• AIM
Copy each entry as it stands, leaving nothing out.

• AVAILABLE DATA
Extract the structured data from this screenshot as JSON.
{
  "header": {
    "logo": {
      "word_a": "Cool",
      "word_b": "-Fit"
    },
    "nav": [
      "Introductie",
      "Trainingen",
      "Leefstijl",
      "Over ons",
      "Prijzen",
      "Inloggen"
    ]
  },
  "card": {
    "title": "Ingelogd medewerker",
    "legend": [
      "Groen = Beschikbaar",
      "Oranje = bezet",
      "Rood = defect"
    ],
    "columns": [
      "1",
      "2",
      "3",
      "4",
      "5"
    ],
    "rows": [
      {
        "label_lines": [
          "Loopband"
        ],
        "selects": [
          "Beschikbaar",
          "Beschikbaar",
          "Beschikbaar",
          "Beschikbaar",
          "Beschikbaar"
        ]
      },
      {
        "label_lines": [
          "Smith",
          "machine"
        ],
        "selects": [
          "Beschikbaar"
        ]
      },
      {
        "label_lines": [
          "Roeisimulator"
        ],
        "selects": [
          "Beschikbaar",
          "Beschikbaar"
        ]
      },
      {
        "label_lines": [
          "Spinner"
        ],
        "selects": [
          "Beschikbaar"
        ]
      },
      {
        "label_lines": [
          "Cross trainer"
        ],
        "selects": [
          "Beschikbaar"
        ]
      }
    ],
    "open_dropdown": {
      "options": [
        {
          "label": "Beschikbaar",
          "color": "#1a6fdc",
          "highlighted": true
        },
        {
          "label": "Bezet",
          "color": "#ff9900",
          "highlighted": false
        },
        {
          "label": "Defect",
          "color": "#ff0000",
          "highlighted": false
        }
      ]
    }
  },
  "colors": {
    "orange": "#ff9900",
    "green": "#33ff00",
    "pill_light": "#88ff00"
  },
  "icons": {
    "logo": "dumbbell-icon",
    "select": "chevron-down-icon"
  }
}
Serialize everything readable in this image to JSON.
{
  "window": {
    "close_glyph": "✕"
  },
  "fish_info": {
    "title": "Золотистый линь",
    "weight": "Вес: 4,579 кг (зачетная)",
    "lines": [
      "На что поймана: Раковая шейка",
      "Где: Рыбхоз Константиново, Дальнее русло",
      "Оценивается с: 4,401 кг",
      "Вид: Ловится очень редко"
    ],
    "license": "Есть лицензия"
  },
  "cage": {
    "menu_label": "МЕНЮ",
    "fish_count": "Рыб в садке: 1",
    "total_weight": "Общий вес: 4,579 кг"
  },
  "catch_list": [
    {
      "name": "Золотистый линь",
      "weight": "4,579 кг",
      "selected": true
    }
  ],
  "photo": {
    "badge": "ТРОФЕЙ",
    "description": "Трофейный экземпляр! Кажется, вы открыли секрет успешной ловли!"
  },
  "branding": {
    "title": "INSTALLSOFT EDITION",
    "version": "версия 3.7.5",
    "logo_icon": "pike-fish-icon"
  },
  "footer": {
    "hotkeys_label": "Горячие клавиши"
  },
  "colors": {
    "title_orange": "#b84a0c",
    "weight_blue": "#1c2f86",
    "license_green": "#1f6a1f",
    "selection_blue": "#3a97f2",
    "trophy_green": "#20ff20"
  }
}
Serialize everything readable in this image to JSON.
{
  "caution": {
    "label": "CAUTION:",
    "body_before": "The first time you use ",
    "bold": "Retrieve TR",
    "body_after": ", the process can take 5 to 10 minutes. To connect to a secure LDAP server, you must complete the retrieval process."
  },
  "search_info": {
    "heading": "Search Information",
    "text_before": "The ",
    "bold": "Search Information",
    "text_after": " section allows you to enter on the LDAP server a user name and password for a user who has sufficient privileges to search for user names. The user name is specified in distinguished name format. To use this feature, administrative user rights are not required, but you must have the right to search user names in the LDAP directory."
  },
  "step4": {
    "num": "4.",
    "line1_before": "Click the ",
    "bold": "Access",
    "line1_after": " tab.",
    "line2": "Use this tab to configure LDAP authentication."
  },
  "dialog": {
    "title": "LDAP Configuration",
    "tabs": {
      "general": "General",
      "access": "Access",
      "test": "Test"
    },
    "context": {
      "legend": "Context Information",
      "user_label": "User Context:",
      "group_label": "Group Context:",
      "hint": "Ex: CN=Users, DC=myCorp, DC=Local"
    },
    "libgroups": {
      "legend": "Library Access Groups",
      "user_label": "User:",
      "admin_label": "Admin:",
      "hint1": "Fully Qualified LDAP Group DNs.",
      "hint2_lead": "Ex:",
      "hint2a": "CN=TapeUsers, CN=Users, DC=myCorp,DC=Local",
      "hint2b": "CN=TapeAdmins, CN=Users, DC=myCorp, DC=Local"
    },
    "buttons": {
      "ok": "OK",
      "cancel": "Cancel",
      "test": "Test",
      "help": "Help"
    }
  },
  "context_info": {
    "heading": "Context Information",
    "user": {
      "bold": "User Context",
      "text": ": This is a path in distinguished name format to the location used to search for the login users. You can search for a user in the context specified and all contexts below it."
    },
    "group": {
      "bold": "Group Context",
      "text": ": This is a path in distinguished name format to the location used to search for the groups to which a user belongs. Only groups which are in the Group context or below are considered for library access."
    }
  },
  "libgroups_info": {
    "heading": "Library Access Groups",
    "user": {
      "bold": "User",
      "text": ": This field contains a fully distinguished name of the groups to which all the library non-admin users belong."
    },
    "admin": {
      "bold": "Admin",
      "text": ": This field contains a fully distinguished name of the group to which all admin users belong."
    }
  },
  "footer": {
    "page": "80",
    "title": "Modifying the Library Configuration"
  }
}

• ANSWER BELOW
Extract the structured data from this screenshot as JSON.
{
  "header": {
    "logo": {
      "word_a": "Cool",
      "word_b": "-Fit"
    },
    "nav": [
      "Introductie",
      "Trainingen",
      "Leefstijl",
      "Over ons",
      "Prijzen",
      "Inloggen"
    ]
  },
  "card": {
    "title": "Ingelogd medewerker",
    "legend": [
      "Groen = Beschikbaar",
      "Oranje = bezet",
      "Rood = defect"
    ],
    "columns": [
      "1",
      "2",
      "3",
      "4",
      "5"
    ],
    "rows": [
      {
        "label_lines": [
          "Loopband"
        ],
        "selects": [
          "Beschikbaar",
          "Beschikbaar",
          "Beschikbaar",
          "Beschikbaar",
          "Beschikbaar"
        ]
      },
      {
        "label_lines": [
          "Smith",
          "machine"
        ],
        "selects": [
          "Beschikbaar"
        ]
      },
      {
        "label_lines": [
          "Roeisimulator"
        ],
        "selects": [
          "Beschikbaar",
          "Beschikbaar"
        ]
      },
      {
        "label_lines": [
          "Spinner"
        ],
        "selects": [
          "Beschikbaar"
        ]
      },
      {
        "label_lines": [
          "Cross trainer"
        ],
        "selects": [
          "Beschikbaar"
        ]
      }
    ],
    "open_dropdown": {
      "options": [
        {
          "label": "Beschikbaar",
          "color": "#1a6fdc",
          "highlighted": true
        },
        {
          "label": "Bezet",
          "color": "#ff9900",
          "highlighted": false
        },
        {
          "label": "Defect",
          "color": "#ff0000",
          "highlighted": false
        }
      ]
    }
  },
  "colors": {
    "orange": "#ff9900",
    "green": "#33ff00",
    "pill_light": "#88ff00"
  },
  "icons": {
    "logo": "dumbbell-icon",
    "select": "chevron-down-icon"
  }
}
Serialize everything readable in this image to JSON.
{
  "window": {
    "close_glyph": "✕"
  },
  "fish_info": {
    "title": "Золотистый линь",
    "weight": "Вес: 4,579 кг (зачетная)",
    "lines": [
      "На что поймана: Раковая шейка",
      "Где: Рыбхоз Константиново, Дальнее русло",
      "Оценивается с: 4,401 кг",
      "Вид: Ловится очень редко"
    ],
    "license": "Есть лицензия"
  },
  "cage": {
    "menu_label": "МЕНЮ",
    "fish_count": "Рыб в садке: 1",
    "total_weight": "Общий вес: 4,579 кг"
  },
  "catch_list": [
    {
      "name": "Золотистый линь",
      "weight": "4,579 кг",
      "selected": true
    }
  ],
  "photo": {
    "badge": "ТРОФЕЙ",
    "description": "Трофейный экземпляр! Кажется, вы открыли секрет успешной ловли!"
  },
  "branding": {
    "title": "INSTALLSOFT EDITION",
    "version": "версия 3.7.5",
    "logo_icon": "pike-fish-icon"
  },
  "footer": {
    "hotkeys_label": "Горячие клавиши"
  },
  "colors": {
    "title_orange": "#b84a0c",
    "weight_blue": "#1c2f86",
    "license_green": "#1f6a1f",
    "selection_blue": "#3a97f2",
    "trophy_green": "#20ff20"
  }
}
Serialize everything readable in this image to JSON.
{
  "caution": {
    "label": "CAUTION:",
    "body_before": "The first time you use ",
    "bold": "Retrieve TR",
    "body_after": ", the process can take 5 to 10 minutes. To connect to a secure LDAP server, you must complete the retrieval process."
  },
  "search_info": {
    "heading": "Search Information",
    "text_before": "The ",
    "bold": "Search Information",
    "text_after": " section allows you to enter on the LDAP server a user name and password for a user who has sufficient privileges to search for user names. The user name is specified in distinguished name format. To use this feature, administrative user rights are not required, but you must have the right to search user names in the LDAP directory."
  },
  "step4": {
    "num": "4.",
    "line1_before": "Click the ",
    "bold": "Access",
    "line1_after": " tab.",
    "line2": "Use this tab to configure LDAP authentication."
  },
  "dialog": {
    "title": "LDAP Configuration",
    "tabs": {
      "general": "General",
      "access": "Access",
      "test": "Test"
    },
    "context": {
      "legend": "Context Information",
      "user_label": "User Context:",
      "group_label": "Group Context:",
      "hint": "Ex: CN=Users, DC=myCorp, DC=Local"
    },
    "libgroups": {
      "legend": "Library Access Groups",
      "user_label": "User:",
      "admin_label": "Admin:",
      "hint1": "Fully Qualified LDAP Group DNs.",
      "hint2_lead": "Ex:",
      "hint2a": "CN=TapeUsers, CN=Users, DC=myCorp,DC=Local",
      "hint2b": "CN=TapeAdmins, CN=Users, DC=myCorp, DC=Local"
    },
    "buttons": {
      "ok": "OK",
      "cancel": "Cancel",
      "test": "Test",
      "help": "Help"
    }
  },
  "context_info": {
    "heading": "Context Information",
    "user": {
      "bold": "User Context",
      "text": ": This is a path in distinguished name format to the location used to search for the login users. You can search for a user in the context specified and all contexts below it."
    },
    "group": {
      "bold": "Group Context",
      "text": ": This is a path in distinguished name format to the location used to search for the groups to which a user belongs. Only groups which are in the Group context or below are considered for library access."
    }
  },
  "libgroups_info": {
    "heading": "Library Access Groups",
    "user": {
      "bold": "User",
      "text": ": This field contains a fully distinguished name of the groups to which all the library non-admin users belong."
    },
    "admin": {
      "bold": "Admin",
      "text": ": This field contains a fully distinguished name of the group to which all admin users belong."
    }
  },
  "footer": {
    "page": "80",
    "title": "Modifying the Library Configuration"
  }
}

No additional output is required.